» **Task**: Transcribe each line of the material as it is, and drop any picture.

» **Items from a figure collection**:

--

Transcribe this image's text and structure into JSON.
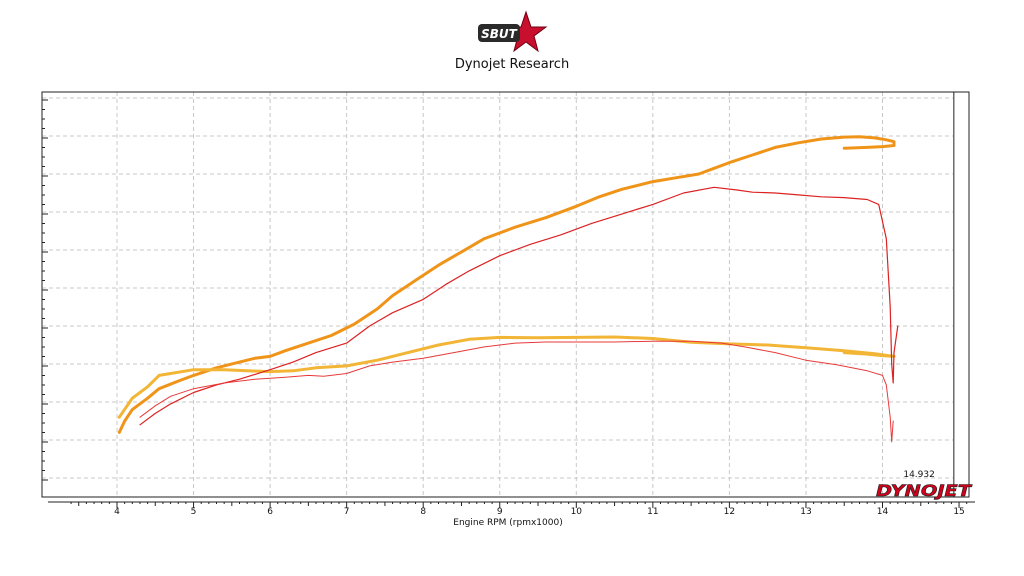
{
  "header": {
    "logo_text": "SBUT",
    "title": "Dynojet Research"
  },
  "chart_data": {
    "type": "line",
    "title": "Dynojet Research",
    "xlabel": "Engine RPM (rpmx1000)",
    "ylabel": "",
    "xlim": [
      3.1,
      15.2
    ],
    "ylim": [
      0,
      10
    ],
    "x_ticks": [
      "4",
      "5",
      "6",
      "7",
      "8",
      "9",
      "10",
      "11",
      "12",
      "13",
      "14",
      "15"
    ],
    "y_tick_labels_visible": false,
    "grid": true,
    "cursor": {
      "x": 14.932,
      "label": "14.932"
    },
    "brand": "DYNOJET",
    "colors": {
      "orange": "#ef9418",
      "yellow": "#f2b535",
      "red": "#dc2222",
      "grid": "#c8c8c8"
    },
    "series": [
      {
        "color": "#ef9418",
        "width": 3,
        "points": [
          [
            4.03,
            1.2
          ],
          [
            4.1,
            1.5
          ],
          [
            4.2,
            1.8
          ],
          [
            4.4,
            2.1
          ],
          [
            4.55,
            2.35
          ],
          [
            4.8,
            2.55
          ],
          [
            5.0,
            2.7
          ],
          [
            5.3,
            2.9
          ],
          [
            5.6,
            3.05
          ],
          [
            5.8,
            3.15
          ],
          [
            6.0,
            3.2
          ],
          [
            6.2,
            3.35
          ],
          [
            6.5,
            3.55
          ],
          [
            6.8,
            3.75
          ],
          [
            7.1,
            4.05
          ],
          [
            7.4,
            4.45
          ],
          [
            7.6,
            4.8
          ],
          [
            7.9,
            5.2
          ],
          [
            8.2,
            5.6
          ],
          [
            8.5,
            5.95
          ],
          [
            8.8,
            6.3
          ],
          [
            9.2,
            6.6
          ],
          [
            9.6,
            6.85
          ],
          [
            10.0,
            7.15
          ],
          [
            10.3,
            7.4
          ],
          [
            10.6,
            7.6
          ],
          [
            11.0,
            7.8
          ],
          [
            11.3,
            7.9
          ],
          [
            11.6,
            8.0
          ],
          [
            11.8,
            8.15
          ],
          [
            12.0,
            8.3
          ],
          [
            12.3,
            8.5
          ],
          [
            12.6,
            8.7
          ],
          [
            12.9,
            8.82
          ],
          [
            13.2,
            8.92
          ],
          [
            13.5,
            8.97
          ],
          [
            13.7,
            8.98
          ],
          [
            13.9,
            8.95
          ],
          [
            14.05,
            8.9
          ],
          [
            14.15,
            8.85
          ],
          [
            14.15,
            8.75
          ],
          [
            14.0,
            8.72
          ],
          [
            13.8,
            8.7
          ],
          [
            13.5,
            8.68
          ]
        ]
      },
      {
        "color": "#f2b535",
        "width": 3,
        "points": [
          [
            4.03,
            1.6
          ],
          [
            4.2,
            2.1
          ],
          [
            4.4,
            2.4
          ],
          [
            4.55,
            2.7
          ],
          [
            4.7,
            2.75
          ],
          [
            5.0,
            2.85
          ],
          [
            5.4,
            2.85
          ],
          [
            5.7,
            2.82
          ],
          [
            6.0,
            2.8
          ],
          [
            6.3,
            2.82
          ],
          [
            6.6,
            2.9
          ],
          [
            7.0,
            2.95
          ],
          [
            7.4,
            3.1
          ],
          [
            7.8,
            3.3
          ],
          [
            8.2,
            3.5
          ],
          [
            8.6,
            3.65
          ],
          [
            9.0,
            3.7
          ],
          [
            9.5,
            3.69
          ],
          [
            10.0,
            3.7
          ],
          [
            10.5,
            3.71
          ],
          [
            11.0,
            3.67
          ],
          [
            11.5,
            3.57
          ],
          [
            12.0,
            3.53
          ],
          [
            12.5,
            3.5
          ],
          [
            13.0,
            3.43
          ],
          [
            13.5,
            3.35
          ],
          [
            13.9,
            3.27
          ],
          [
            14.15,
            3.2
          ],
          [
            14.0,
            3.22
          ],
          [
            13.8,
            3.26
          ],
          [
            13.5,
            3.3
          ]
        ]
      },
      {
        "color": "#dc2222",
        "width": 1.2,
        "points": [
          [
            4.3,
            1.4
          ],
          [
            4.5,
            1.7
          ],
          [
            4.7,
            1.95
          ],
          [
            5.0,
            2.25
          ],
          [
            5.3,
            2.45
          ],
          [
            5.6,
            2.6
          ],
          [
            6.0,
            2.85
          ],
          [
            6.3,
            3.05
          ],
          [
            6.6,
            3.3
          ],
          [
            7.0,
            3.55
          ],
          [
            7.3,
            4.0
          ],
          [
            7.6,
            4.35
          ],
          [
            8.0,
            4.7
          ],
          [
            8.3,
            5.1
          ],
          [
            8.6,
            5.45
          ],
          [
            9.0,
            5.85
          ],
          [
            9.4,
            6.15
          ],
          [
            9.8,
            6.4
          ],
          [
            10.2,
            6.7
          ],
          [
            10.6,
            6.95
          ],
          [
            11.0,
            7.2
          ],
          [
            11.4,
            7.5
          ],
          [
            11.8,
            7.65
          ],
          [
            12.1,
            7.58
          ],
          [
            12.3,
            7.52
          ],
          [
            12.6,
            7.5
          ],
          [
            12.9,
            7.45
          ],
          [
            13.2,
            7.4
          ],
          [
            13.5,
            7.38
          ],
          [
            13.8,
            7.33
          ],
          [
            13.95,
            7.2
          ],
          [
            14.05,
            6.3
          ],
          [
            14.1,
            4.5
          ],
          [
            14.12,
            3.0
          ],
          [
            14.14,
            2.5
          ],
          [
            14.15,
            3.3
          ],
          [
            14.2,
            4.0
          ]
        ]
      },
      {
        "color": "#e83a3a",
        "width": 1,
        "points": [
          [
            4.3,
            1.6
          ],
          [
            4.5,
            1.9
          ],
          [
            4.7,
            2.15
          ],
          [
            5.0,
            2.35
          ],
          [
            5.4,
            2.5
          ],
          [
            5.8,
            2.6
          ],
          [
            6.2,
            2.65
          ],
          [
            6.5,
            2.7
          ],
          [
            6.7,
            2.68
          ],
          [
            7.0,
            2.75
          ],
          [
            7.3,
            2.95
          ],
          [
            7.6,
            3.05
          ],
          [
            8.0,
            3.15
          ],
          [
            8.4,
            3.3
          ],
          [
            8.8,
            3.45
          ],
          [
            9.2,
            3.55
          ],
          [
            9.6,
            3.58
          ],
          [
            10.0,
            3.58
          ],
          [
            10.5,
            3.58
          ],
          [
            11.0,
            3.6
          ],
          [
            11.5,
            3.6
          ],
          [
            11.9,
            3.55
          ],
          [
            12.2,
            3.45
          ],
          [
            12.6,
            3.3
          ],
          [
            13.0,
            3.1
          ],
          [
            13.4,
            2.98
          ],
          [
            13.8,
            2.82
          ],
          [
            14.0,
            2.7
          ],
          [
            14.05,
            2.45
          ],
          [
            14.1,
            1.6
          ],
          [
            14.12,
            0.95
          ],
          [
            14.14,
            1.5
          ]
        ]
      }
    ]
  }
}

--

» **Correct answer**:
Transcribe this image's text and structure into JSON.
{
  "header": {
    "logo_text": "SBUT",
    "title": "Dynojet Research"
  },
  "chart_data": {
    "type": "line",
    "title": "Dynojet Research",
    "xlabel": "Engine RPM (rpmx1000)",
    "ylabel": "",
    "xlim": [
      3.1,
      15.2
    ],
    "ylim": [
      0,
      10
    ],
    "x_ticks": [
      "4",
      "5",
      "6",
      "7",
      "8",
      "9",
      "10",
      "11",
      "12",
      "13",
      "14",
      "15"
    ],
    "y_tick_labels_visible": false,
    "grid": true,
    "cursor": {
      "x": 14.932,
      "label": "14.932"
    },
    "brand": "DYNOJET",
    "colors": {
      "orange": "#ef9418",
      "yellow": "#f2b535",
      "red": "#dc2222",
      "grid": "#c8c8c8"
    },
    "series": [
      {
        "color": "#ef9418",
        "width": 3,
        "points": [
          [
            4.03,
            1.2
          ],
          [
            4.1,
            1.5
          ],
          [
            4.2,
            1.8
          ],
          [
            4.4,
            2.1
          ],
          [
            4.55,
            2.35
          ],
          [
            4.8,
            2.55
          ],
          [
            5.0,
            2.7
          ],
          [
            5.3,
            2.9
          ],
          [
            5.6,
            3.05
          ],
          [
            5.8,
            3.15
          ],
          [
            6.0,
            3.2
          ],
          [
            6.2,
            3.35
          ],
          [
            6.5,
            3.55
          ],
          [
            6.8,
            3.75
          ],
          [
            7.1,
            4.05
          ],
          [
            7.4,
            4.45
          ],
          [
            7.6,
            4.8
          ],
          [
            7.9,
            5.2
          ],
          [
            8.2,
            5.6
          ],
          [
            8.5,
            5.95
          ],
          [
            8.8,
            6.3
          ],
          [
            9.2,
            6.6
          ],
          [
            9.6,
            6.85
          ],
          [
            10.0,
            7.15
          ],
          [
            10.3,
            7.4
          ],
          [
            10.6,
            7.6
          ],
          [
            11.0,
            7.8
          ],
          [
            11.3,
            7.9
          ],
          [
            11.6,
            8.0
          ],
          [
            11.8,
            8.15
          ],
          [
            12.0,
            8.3
          ],
          [
            12.3,
            8.5
          ],
          [
            12.6,
            8.7
          ],
          [
            12.9,
            8.82
          ],
          [
            13.2,
            8.92
          ],
          [
            13.5,
            8.97
          ],
          [
            13.7,
            8.98
          ],
          [
            13.9,
            8.95
          ],
          [
            14.05,
            8.9
          ],
          [
            14.15,
            8.85
          ],
          [
            14.15,
            8.75
          ],
          [
            14.0,
            8.72
          ],
          [
            13.8,
            8.7
          ],
          [
            13.5,
            8.68
          ]
        ]
      },
      {
        "color": "#f2b535",
        "width": 3,
        "points": [
          [
            4.03,
            1.6
          ],
          [
            4.2,
            2.1
          ],
          [
            4.4,
            2.4
          ],
          [
            4.55,
            2.7
          ],
          [
            4.7,
            2.75
          ],
          [
            5.0,
            2.85
          ],
          [
            5.4,
            2.85
          ],
          [
            5.7,
            2.82
          ],
          [
            6.0,
            2.8
          ],
          [
            6.3,
            2.82
          ],
          [
            6.6,
            2.9
          ],
          [
            7.0,
            2.95
          ],
          [
            7.4,
            3.1
          ],
          [
            7.8,
            3.3
          ],
          [
            8.2,
            3.5
          ],
          [
            8.6,
            3.65
          ],
          [
            9.0,
            3.7
          ],
          [
            9.5,
            3.69
          ],
          [
            10.0,
            3.7
          ],
          [
            10.5,
            3.71
          ],
          [
            11.0,
            3.67
          ],
          [
            11.5,
            3.57
          ],
          [
            12.0,
            3.53
          ],
          [
            12.5,
            3.5
          ],
          [
            13.0,
            3.43
          ],
          [
            13.5,
            3.35
          ],
          [
            13.9,
            3.27
          ],
          [
            14.15,
            3.2
          ],
          [
            14.0,
            3.22
          ],
          [
            13.8,
            3.26
          ],
          [
            13.5,
            3.3
          ]
        ]
      },
      {
        "color": "#dc2222",
        "width": 1.2,
        "points": [
          [
            4.3,
            1.4
          ],
          [
            4.5,
            1.7
          ],
          [
            4.7,
            1.95
          ],
          [
            5.0,
            2.25
          ],
          [
            5.3,
            2.45
          ],
          [
            5.6,
            2.6
          ],
          [
            6.0,
            2.85
          ],
          [
            6.3,
            3.05
          ],
          [
            6.6,
            3.3
          ],
          [
            7.0,
            3.55
          ],
          [
            7.3,
            4.0
          ],
          [
            7.6,
            4.35
          ],
          [
            8.0,
            4.7
          ],
          [
            8.3,
            5.1
          ],
          [
            8.6,
            5.45
          ],
          [
            9.0,
            5.85
          ],
          [
            9.4,
            6.15
          ],
          [
            9.8,
            6.4
          ],
          [
            10.2,
            6.7
          ],
          [
            10.6,
            6.95
          ],
          [
            11.0,
            7.2
          ],
          [
            11.4,
            7.5
          ],
          [
            11.8,
            7.65
          ],
          [
            12.1,
            7.58
          ],
          [
            12.3,
            7.52
          ],
          [
            12.6,
            7.5
          ],
          [
            12.9,
            7.45
          ],
          [
            13.2,
            7.4
          ],
          [
            13.5,
            7.38
          ],
          [
            13.8,
            7.33
          ],
          [
            13.95,
            7.2
          ],
          [
            14.05,
            6.3
          ],
          [
            14.1,
            4.5
          ],
          [
            14.12,
            3.0
          ],
          [
            14.14,
            2.5
          ],
          [
            14.15,
            3.3
          ],
          [
            14.2,
            4.0
          ]
        ]
      },
      {
        "color": "#e83a3a",
        "width": 1,
        "points": [
          [
            4.3,
            1.6
          ],
          [
            4.5,
            1.9
          ],
          [
            4.7,
            2.15
          ],
          [
            5.0,
            2.35
          ],
          [
            5.4,
            2.5
          ],
          [
            5.8,
            2.6
          ],
          [
            6.2,
            2.65
          ],
          [
            6.5,
            2.7
          ],
          [
            6.7,
            2.68
          ],
          [
            7.0,
            2.75
          ],
          [
            7.3,
            2.95
          ],
          [
            7.6,
            3.05
          ],
          [
            8.0,
            3.15
          ],
          [
            8.4,
            3.3
          ],
          [
            8.8,
            3.45
          ],
          [
            9.2,
            3.55
          ],
          [
            9.6,
            3.58
          ],
          [
            10.0,
            3.58
          ],
          [
            10.5,
            3.58
          ],
          [
            11.0,
            3.6
          ],
          [
            11.5,
            3.6
          ],
          [
            11.9,
            3.55
          ],
          [
            12.2,
            3.45
          ],
          [
            12.6,
            3.3
          ],
          [
            13.0,
            3.1
          ],
          [
            13.4,
            2.98
          ],
          [
            13.8,
            2.82
          ],
          [
            14.0,
            2.7
          ],
          [
            14.05,
            2.45
          ],
          [
            14.1,
            1.6
          ],
          [
            14.12,
            0.95
          ],
          [
            14.14,
            1.5
          ]
        ]
      }
    ]
  }
}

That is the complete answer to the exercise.